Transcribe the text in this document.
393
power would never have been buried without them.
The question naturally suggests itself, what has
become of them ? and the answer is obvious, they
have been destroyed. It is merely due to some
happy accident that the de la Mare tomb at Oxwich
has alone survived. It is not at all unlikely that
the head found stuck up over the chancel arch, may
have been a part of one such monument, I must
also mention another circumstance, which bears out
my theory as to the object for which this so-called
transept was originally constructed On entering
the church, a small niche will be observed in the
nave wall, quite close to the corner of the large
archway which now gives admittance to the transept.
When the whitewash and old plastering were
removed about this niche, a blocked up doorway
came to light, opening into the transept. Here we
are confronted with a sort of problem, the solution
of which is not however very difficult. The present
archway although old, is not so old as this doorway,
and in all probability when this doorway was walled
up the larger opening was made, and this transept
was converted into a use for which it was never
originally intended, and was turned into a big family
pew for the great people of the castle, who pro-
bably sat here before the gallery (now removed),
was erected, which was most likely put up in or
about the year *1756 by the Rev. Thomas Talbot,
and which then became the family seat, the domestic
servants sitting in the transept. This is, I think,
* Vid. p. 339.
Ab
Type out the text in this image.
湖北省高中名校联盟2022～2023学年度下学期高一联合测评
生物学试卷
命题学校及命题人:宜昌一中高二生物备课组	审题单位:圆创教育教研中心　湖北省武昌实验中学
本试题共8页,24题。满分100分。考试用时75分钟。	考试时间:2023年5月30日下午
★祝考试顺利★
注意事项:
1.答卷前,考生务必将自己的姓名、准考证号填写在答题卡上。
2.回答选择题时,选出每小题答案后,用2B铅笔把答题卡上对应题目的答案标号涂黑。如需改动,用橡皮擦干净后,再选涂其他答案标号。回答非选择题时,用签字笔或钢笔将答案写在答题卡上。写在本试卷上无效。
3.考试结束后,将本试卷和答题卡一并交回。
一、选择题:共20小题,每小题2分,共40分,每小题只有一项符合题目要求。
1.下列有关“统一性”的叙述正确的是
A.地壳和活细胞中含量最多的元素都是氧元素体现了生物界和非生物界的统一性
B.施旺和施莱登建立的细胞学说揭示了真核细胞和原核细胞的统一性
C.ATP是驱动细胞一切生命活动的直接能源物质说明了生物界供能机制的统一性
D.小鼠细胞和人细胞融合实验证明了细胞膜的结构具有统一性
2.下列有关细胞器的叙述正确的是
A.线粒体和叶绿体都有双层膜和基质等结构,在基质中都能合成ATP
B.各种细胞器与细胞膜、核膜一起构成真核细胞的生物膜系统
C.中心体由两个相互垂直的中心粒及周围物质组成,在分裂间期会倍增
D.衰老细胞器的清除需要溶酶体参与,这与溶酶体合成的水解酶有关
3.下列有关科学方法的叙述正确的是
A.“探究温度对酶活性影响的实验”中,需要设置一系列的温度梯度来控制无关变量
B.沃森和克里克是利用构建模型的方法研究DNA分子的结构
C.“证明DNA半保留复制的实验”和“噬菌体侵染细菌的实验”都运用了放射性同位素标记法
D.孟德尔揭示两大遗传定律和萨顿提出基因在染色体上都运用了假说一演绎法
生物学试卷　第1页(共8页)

Task to complete: Set down the listing above in full, please, exactly as it appears.

Output for this task:
Transcribe the text in this document.
393
power would never have been buried without them.
The question naturally suggests itself, what has
become of them ? and the answer is obvious, they
have been destroyed. It is merely due to some
happy accident that the de la Mare tomb at Oxwich
has alone survived. It is not at all unlikely that
the head found stuck up over the chancel arch, may
have been a part of one such monument, I must
also mention another circumstance, which bears out
my theory as to the object for which this so-called
transept was originally constructed On entering
the church, a small niche will be observed in the
nave wall, quite close to the corner of the large
archway which now gives admittance to the transept.
When the whitewash and old plastering were
removed about this niche, a blocked up doorway
came to light, opening into the transept. Here we
are confronted with a sort of problem, the solution
of which is not however very difficult. The present
archway although old, is not so old as this doorway,
and in all probability when this doorway was walled
up the larger opening was made, and this transept
was converted into a use for which it was never
originally intended, and was turned into a big family
pew for the great people of the castle, who pro-
bably sat here before the gallery (now removed),
was erected, which was most likely put up in or
about the year *1756 by the Rev. Thomas Talbot,
and which then became the family seat, the domestic
servants sitting in the transept. This is, I think,
* Vid. p. 339.
Ab
Type out the text in this image.
湖北省高中名校联盟2022～2023学年度下学期高一联合测评
生物学试卷
命题学校及命题人:宜昌一中高二生物备课组	审题单位:圆创教育教研中心　湖北省武昌实验中学
本试题共8页,24题。满分100分。考试用时75分钟。	考试时间:2023年5月30日下午
★祝考试顺利★
注意事项:
1.答卷前,考生务必将自己的姓名、准考证号填写在答题卡上。
2.回答选择题时,选出每小题答案后,用2B铅笔把答题卡上对应题目的答案标号涂黑。如需改动,用橡皮擦干净后,再选涂其他答案标号。回答非选择题时,用签字笔或钢笔将答案写在答题卡上。写在本试卷上无效。
3.考试结束后,将本试卷和答题卡一并交回。
一、选择题:共20小题,每小题2分,共40分,每小题只有一项符合题目要求。
1.下列有关“统一性”的叙述正确的是
A.地壳和活细胞中含量最多的元素都是氧元素体现了生物界和非生物界的统一性
B.施旺和施莱登建立的细胞学说揭示了真核细胞和原核细胞的统一性
C.ATP是驱动细胞一切生命活动的直接能源物质说明了生物界供能机制的统一性
D.小鼠细胞和人细胞融合实验证明了细胞膜的结构具有统一性
2.下列有关细胞器的叙述正确的是
A.线粒体和叶绿体都有双层膜和基质等结构,在基质中都能合成ATP
B.各种细胞器与细胞膜、核膜一起构成真核细胞的生物膜系统
C.中心体由两个相互垂直的中心粒及周围物质组成,在分裂间期会倍增
D.衰老细胞器的清除需要溶酶体参与,这与溶酶体合成的水解酶有关
3.下列有关科学方法的叙述正确的是
A.“探究温度对酶活性影响的实验”中,需要设置一系列的温度梯度来控制无关变量
B.沃森和克里克是利用构建模型的方法研究DNA分子的结构
C.“证明DNA半保留复制的实验”和“噬菌体侵染细菌的实验”都运用了放射性同位素标记法
D.孟德尔揭示两大遗传定律和萨顿提出基因在染色体上都运用了假说一演绎法
生物学试卷　第1页(共8页)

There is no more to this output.